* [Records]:
-.-.-

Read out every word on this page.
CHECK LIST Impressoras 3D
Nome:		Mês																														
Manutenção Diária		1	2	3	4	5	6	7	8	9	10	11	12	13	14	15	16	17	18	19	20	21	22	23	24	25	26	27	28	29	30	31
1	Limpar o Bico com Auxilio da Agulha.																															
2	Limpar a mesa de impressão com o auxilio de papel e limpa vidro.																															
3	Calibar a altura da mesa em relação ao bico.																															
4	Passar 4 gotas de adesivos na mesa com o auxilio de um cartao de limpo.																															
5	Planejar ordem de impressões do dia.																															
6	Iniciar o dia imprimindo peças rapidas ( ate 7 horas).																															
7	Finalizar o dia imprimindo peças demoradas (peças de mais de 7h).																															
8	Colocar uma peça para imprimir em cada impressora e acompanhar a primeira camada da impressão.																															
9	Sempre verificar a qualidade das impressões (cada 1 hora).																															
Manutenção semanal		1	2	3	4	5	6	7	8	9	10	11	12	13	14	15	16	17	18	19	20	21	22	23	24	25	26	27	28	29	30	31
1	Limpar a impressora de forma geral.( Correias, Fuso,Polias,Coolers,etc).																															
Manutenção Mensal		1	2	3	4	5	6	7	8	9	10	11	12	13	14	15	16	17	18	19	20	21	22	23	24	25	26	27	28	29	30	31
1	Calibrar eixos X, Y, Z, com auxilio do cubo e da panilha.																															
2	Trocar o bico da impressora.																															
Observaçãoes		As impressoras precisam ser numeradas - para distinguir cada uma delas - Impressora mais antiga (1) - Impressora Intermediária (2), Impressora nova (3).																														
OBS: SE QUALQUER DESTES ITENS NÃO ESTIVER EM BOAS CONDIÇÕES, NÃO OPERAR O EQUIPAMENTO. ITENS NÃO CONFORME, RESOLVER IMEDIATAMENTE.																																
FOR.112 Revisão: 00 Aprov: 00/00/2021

-.-.-

* [THE REQUEST]: Go through the lines above. Select every one that has the string "Limpar".

* [FINAL RESULT]:
1	Limpar o Bico com Auxilio da Agulha.																															
2	Limpar a mesa de impressão com o auxilio de papel e limpa vidro.																															
1	Limpar a impressora de forma geral.( Correias, Fuso,Polias,Coolers,etc).																															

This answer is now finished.